Problem details:
Your task is to give the data again, exactly, with every line intact.

** START Exercise data **

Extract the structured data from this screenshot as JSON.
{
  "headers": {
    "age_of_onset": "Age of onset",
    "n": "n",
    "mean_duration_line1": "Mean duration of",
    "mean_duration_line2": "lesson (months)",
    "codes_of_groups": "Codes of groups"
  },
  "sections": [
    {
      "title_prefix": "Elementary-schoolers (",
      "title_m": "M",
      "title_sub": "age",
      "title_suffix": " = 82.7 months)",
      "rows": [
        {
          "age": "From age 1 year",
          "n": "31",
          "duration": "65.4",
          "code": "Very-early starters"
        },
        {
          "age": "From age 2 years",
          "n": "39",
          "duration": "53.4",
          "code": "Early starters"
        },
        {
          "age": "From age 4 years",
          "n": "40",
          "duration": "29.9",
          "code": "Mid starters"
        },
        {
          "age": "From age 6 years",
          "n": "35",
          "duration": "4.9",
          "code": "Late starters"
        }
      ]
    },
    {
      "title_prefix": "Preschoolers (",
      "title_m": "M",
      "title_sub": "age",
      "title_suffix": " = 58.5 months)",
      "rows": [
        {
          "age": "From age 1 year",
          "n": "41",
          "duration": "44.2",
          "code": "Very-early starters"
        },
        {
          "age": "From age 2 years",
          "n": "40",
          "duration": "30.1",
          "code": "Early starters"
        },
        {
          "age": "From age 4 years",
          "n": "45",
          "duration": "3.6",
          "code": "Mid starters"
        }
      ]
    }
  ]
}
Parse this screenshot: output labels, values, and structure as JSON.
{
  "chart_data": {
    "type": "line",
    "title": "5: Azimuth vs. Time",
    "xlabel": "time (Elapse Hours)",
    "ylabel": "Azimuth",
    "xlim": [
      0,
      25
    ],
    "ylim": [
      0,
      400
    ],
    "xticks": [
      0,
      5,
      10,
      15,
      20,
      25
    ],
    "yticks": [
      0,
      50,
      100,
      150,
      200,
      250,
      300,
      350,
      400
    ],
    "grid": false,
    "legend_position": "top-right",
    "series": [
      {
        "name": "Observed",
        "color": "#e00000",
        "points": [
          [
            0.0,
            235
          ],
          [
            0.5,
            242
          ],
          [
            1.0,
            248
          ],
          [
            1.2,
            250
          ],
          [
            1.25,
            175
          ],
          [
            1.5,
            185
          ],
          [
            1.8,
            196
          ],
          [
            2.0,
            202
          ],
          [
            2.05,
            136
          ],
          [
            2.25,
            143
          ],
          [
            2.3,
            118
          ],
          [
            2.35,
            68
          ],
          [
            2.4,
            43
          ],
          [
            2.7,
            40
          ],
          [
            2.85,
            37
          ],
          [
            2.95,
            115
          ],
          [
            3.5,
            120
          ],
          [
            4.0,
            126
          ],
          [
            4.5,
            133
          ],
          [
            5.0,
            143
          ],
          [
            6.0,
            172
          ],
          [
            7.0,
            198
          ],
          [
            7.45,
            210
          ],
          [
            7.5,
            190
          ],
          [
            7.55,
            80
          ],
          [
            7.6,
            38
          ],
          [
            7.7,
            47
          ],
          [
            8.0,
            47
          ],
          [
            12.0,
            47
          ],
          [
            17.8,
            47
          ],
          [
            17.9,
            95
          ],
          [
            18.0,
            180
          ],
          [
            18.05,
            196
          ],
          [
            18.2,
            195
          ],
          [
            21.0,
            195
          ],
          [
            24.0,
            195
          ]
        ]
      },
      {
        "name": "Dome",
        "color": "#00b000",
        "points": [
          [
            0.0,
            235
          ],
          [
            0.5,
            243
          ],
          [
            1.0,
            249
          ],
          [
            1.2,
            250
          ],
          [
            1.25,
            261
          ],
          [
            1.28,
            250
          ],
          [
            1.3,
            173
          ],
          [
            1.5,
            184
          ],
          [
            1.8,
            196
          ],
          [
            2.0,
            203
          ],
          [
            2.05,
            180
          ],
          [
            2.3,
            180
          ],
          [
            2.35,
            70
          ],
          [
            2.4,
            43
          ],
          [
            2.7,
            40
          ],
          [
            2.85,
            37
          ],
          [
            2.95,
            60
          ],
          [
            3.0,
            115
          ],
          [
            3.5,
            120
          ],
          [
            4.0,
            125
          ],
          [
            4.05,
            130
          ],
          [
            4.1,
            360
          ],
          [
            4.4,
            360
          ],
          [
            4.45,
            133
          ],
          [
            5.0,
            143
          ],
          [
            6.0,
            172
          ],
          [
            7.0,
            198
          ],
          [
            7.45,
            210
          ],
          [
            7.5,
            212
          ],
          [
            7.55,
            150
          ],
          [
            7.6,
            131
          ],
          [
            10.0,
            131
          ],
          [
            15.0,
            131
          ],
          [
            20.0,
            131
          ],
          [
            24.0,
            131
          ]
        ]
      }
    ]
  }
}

** END Exercise data **

Solution for this task:
Extract the structured data from this screenshot as JSON.
{
  "headers": {
    "age_of_onset": "Age of onset",
    "n": "n",
    "mean_duration_line1": "Mean duration of",
    "mean_duration_line2": "lesson (months)",
    "codes_of_groups": "Codes of groups"
  },
  "sections": [
    {
      "title_prefix": "Elementary-schoolers (",
      "title_m": "M",
      "title_sub": "age",
      "title_suffix": " = 82.7 months)",
      "rows": [
        {
          "age": "From age 1 year",
          "n": "31",
          "duration": "65.4",
          "code": "Very-early starters"
        },
        {
          "age": "From age 2 years",
          "n": "39",
          "duration": "53.4",
          "code": "Early starters"
        },
        {
          "age": "From age 4 years",
          "n": "40",
          "duration": "29.9",
          "code": "Mid starters"
        },
        {
          "age": "From age 6 years",
          "n": "35",
          "duration": "4.9",
          "code": "Late starters"
        }
      ]
    },
    {
      "title_prefix": "Preschoolers (",
      "title_m": "M",
      "title_sub": "age",
      "title_suffix": " = 58.5 months)",
      "rows": [
        {
          "age": "From age 1 year",
          "n": "41",
          "duration": "44.2",
          "code": "Very-early starters"
        },
        {
          "age": "From age 2 years",
          "n": "40",
          "duration": "30.1",
          "code": "Early starters"
        },
        {
          "age": "From age 4 years",
          "n": "45",
          "duration": "3.6",
          "code": "Mid starters"
        }
      ]
    }
  ]
}
Parse this screenshot: output labels, values, and structure as JSON.
{
  "chart_data": {
    "type": "line",
    "title": "5: Azimuth vs. Time",
    "xlabel": "time (Elapse Hours)",
    "ylabel": "Azimuth",
    "xlim": [
      0,
      25
    ],
    "ylim": [
      0,
      400
    ],
    "xticks": [
      0,
      5,
      10,
      15,
      20,
      25
    ],
    "yticks": [
      0,
      50,
      100,
      150,
      200,
      250,
      300,
      350,
      400
    ],
    "grid": false,
    "legend_position": "top-right",
    "series": [
      {
        "name": "Observed",
        "color": "#e00000",
        "points": [
          [
            0.0,
            235
          ],
          [
            0.5,
            242
          ],
          [
            1.0,
            248
          ],
          [
            1.2,
            250
          ],
          [
            1.25,
            175
          ],
          [
            1.5,
            185
          ],
          [
            1.8,
            196
          ],
          [
            2.0,
            202
          ],
          [
            2.05,
            136
          ],
          [
            2.25,
            143
          ],
          [
            2.3,
            118
          ],
          [
            2.35,
            68
          ],
          [
            2.4,
            43
          ],
          [
            2.7,
            40
          ],
          [
            2.85,
            37
          ],
          [
            2.95,
            115
          ],
          [
            3.5,
            120
          ],
          [
            4.0,
            126
          ],
          [
            4.5,
            133
          ],
          [
            5.0,
            143
          ],
          [
            6.0,
            172
          ],
          [
            7.0,
            198
          ],
          [
            7.45,
            210
          ],
          [
            7.5,
            190
          ],
          [
            7.55,
            80
          ],
          [
            7.6,
            38
          ],
          [
            7.7,
            47
          ],
          [
            8.0,
            47
          ],
          [
            12.0,
            47
          ],
          [
            17.8,
            47
          ],
          [
            17.9,
            95
          ],
          [
            18.0,
            180
          ],
          [
            18.05,
            196
          ],
          [
            18.2,
            195
          ],
          [
            21.0,
            195
          ],
          [
            24.0,
            195
          ]
        ]
      },
      {
        "name": "Dome",
        "color": "#00b000",
        "points": [
          [
            0.0,
            235
          ],
          [
            0.5,
            243
          ],
          [
            1.0,
            249
          ],
          [
            1.2,
            250
          ],
          [
            1.25,
            261
          ],
          [
            1.28,
            250
          ],
          [
            1.3,
            173
          ],
          [
            1.5,
            184
          ],
          [
            1.8,
            196
          ],
          [
            2.0,
            203
          ],
          [
            2.05,
            180
          ],
          [
            2.3,
            180
          ],
          [
            2.35,
            70
          ],
          [
            2.4,
            43
          ],
          [
            2.7,
            40
          ],
          [
            2.85,
            37
          ],
          [
            2.95,
            60
          ],
          [
            3.0,
            115
          ],
          [
            3.5,
            120
          ],
          [
            4.0,
            125
          ],
          [
            4.05,
            130
          ],
          [
            4.1,
            360
          ],
          [
            4.4,
            360
          ],
          [
            4.45,
            133
          ],
          [
            5.0,
            143
          ],
          [
            6.0,
            172
          ],
          [
            7.0,
            198
          ],
          [
            7.45,
            210
          ],
          [
            7.5,
            212
          ],
          [
            7.55,
            150
          ],
          [
            7.6,
            131
          ],
          [
            10.0,
            131
          ],
          [
            15.0,
            131
          ],
          [
            20.0,
            131
          ],
          [
            24.0,
            131
          ]
        ]
      }
    ]
  }
}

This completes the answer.